**Extracted entries**
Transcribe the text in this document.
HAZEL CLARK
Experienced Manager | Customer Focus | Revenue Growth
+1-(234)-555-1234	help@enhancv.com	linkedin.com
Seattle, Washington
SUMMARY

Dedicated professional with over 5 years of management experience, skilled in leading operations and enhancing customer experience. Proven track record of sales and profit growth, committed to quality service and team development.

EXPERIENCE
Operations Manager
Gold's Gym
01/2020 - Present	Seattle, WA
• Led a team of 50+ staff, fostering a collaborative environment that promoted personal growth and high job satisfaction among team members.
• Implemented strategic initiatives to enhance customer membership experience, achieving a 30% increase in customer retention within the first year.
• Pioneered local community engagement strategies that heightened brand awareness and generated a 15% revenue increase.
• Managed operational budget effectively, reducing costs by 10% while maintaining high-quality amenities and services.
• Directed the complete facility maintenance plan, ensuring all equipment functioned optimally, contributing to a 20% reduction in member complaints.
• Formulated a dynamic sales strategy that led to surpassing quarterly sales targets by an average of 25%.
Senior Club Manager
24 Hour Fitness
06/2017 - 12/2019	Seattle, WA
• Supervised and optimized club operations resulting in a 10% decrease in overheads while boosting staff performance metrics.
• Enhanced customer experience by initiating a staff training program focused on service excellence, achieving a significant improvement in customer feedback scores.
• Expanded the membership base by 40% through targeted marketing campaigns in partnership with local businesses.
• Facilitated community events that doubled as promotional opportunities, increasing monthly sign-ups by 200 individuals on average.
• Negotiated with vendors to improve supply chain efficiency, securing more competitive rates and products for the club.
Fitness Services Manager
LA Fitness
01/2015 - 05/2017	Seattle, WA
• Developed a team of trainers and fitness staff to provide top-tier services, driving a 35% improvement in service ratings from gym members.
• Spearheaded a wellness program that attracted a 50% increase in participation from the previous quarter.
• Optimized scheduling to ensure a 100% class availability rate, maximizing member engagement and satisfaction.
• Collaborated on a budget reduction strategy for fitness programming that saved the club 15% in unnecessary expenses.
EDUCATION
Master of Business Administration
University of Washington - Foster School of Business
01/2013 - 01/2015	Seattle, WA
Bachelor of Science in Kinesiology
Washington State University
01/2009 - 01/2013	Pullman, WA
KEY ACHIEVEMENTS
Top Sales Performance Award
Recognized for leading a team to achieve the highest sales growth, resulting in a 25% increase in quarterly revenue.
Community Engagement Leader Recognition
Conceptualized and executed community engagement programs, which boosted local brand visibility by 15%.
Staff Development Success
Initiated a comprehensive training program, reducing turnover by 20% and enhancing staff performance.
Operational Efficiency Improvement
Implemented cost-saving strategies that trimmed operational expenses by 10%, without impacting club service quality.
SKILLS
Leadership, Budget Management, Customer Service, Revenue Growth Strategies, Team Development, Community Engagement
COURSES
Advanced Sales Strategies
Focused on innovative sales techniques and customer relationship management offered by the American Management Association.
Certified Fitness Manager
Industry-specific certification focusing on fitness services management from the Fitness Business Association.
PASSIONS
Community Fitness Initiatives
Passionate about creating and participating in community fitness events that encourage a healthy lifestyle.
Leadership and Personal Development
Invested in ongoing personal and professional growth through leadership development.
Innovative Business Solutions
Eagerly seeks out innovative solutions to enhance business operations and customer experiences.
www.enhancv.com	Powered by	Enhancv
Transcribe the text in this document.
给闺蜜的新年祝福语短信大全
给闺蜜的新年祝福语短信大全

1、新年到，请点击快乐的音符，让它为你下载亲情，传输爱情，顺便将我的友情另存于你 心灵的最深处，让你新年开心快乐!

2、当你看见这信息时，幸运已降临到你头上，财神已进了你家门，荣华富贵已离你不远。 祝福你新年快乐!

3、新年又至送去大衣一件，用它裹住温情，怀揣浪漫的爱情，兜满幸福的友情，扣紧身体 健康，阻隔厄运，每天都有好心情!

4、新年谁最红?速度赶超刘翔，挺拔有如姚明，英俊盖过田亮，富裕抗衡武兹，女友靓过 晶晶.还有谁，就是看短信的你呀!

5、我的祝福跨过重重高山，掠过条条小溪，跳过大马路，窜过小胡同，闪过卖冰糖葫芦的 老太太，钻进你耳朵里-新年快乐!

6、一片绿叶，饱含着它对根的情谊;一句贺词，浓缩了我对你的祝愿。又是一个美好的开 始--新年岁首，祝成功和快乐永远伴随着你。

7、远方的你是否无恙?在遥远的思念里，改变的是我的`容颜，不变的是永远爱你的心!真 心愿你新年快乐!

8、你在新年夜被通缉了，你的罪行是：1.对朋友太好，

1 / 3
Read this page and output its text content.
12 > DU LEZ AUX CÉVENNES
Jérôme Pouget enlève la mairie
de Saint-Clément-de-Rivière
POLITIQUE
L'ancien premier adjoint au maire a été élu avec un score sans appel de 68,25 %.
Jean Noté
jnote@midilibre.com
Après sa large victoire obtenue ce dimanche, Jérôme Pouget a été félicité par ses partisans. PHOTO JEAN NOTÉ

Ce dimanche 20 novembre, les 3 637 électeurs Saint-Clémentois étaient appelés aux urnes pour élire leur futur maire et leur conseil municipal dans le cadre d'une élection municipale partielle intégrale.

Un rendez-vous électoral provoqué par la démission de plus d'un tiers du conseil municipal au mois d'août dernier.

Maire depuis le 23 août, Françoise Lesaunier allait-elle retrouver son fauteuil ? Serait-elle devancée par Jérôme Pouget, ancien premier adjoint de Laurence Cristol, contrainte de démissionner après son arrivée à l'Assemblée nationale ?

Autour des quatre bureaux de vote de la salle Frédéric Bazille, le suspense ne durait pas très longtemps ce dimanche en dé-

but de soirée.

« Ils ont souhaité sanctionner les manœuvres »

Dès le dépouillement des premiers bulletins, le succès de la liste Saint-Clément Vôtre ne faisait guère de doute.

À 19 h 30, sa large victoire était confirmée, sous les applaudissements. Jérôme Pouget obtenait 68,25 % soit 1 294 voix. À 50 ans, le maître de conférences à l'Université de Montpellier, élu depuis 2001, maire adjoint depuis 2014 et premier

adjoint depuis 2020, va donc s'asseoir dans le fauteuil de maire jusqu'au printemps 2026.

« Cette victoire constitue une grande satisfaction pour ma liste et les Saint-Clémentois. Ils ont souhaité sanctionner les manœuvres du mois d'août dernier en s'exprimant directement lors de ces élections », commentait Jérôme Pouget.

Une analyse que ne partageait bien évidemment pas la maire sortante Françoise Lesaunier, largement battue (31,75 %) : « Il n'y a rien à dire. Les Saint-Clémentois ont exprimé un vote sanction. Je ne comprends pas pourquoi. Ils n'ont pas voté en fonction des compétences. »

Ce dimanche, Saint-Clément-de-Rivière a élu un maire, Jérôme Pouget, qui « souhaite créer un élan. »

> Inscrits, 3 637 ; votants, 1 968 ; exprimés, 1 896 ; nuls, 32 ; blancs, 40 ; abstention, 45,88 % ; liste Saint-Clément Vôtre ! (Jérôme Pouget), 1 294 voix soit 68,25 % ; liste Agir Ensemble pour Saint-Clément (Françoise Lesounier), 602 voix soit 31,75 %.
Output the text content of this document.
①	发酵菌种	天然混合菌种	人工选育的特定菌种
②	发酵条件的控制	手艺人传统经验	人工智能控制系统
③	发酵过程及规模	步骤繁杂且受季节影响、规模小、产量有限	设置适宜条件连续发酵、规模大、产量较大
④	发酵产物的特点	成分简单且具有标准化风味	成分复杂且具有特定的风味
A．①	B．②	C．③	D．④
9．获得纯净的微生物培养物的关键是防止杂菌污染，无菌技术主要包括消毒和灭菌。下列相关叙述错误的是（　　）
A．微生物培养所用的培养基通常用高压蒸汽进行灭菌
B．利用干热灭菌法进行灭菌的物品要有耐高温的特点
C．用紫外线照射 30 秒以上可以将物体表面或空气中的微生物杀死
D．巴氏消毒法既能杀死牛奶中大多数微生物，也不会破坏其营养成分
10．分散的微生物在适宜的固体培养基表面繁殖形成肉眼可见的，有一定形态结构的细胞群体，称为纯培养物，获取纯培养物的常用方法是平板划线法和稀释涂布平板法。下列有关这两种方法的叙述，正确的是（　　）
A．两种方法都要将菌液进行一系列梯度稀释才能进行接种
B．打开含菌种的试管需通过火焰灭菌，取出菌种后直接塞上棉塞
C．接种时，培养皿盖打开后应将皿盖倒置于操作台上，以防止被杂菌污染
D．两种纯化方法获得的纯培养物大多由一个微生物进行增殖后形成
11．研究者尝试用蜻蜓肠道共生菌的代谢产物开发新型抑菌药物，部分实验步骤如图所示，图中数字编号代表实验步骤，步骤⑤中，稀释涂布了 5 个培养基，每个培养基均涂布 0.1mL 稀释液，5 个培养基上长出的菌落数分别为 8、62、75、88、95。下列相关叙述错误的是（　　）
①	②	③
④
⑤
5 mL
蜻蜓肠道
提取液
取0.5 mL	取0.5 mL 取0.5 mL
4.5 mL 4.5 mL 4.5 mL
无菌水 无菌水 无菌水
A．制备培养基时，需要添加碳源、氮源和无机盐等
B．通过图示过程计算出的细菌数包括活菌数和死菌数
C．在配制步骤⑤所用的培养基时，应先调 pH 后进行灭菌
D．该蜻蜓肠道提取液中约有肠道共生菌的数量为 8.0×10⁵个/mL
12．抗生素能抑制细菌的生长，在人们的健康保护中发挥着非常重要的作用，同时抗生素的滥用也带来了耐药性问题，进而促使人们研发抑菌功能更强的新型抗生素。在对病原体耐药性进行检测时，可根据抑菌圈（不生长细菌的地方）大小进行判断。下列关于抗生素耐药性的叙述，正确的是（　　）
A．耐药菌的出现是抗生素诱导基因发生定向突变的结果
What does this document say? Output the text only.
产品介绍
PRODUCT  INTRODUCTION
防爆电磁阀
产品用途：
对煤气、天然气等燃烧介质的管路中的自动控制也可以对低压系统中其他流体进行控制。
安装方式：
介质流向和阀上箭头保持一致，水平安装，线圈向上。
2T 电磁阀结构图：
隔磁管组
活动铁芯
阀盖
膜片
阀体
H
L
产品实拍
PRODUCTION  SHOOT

**Requirement**
Reproduce exactly the line containing "What does this" and every line after it through the end of the records above, and nothing else.

**Answer for this exercise**
What does this document say? Output the text only.
产品介绍
PRODUCT  INTRODUCTION
防爆电磁阀
产品用途：
对煤气、天然气等燃烧介质的管路中的自动控制也可以对低压系统中其他流体进行控制。
安装方式：
介质流向和阀上箭头保持一致，水平安装，线圈向上。
2T 电磁阀结构图：
隔磁管组
活动铁芯
阀盖
膜片
阀体
H
L
产品实拍
PRODUCTION  SHOOT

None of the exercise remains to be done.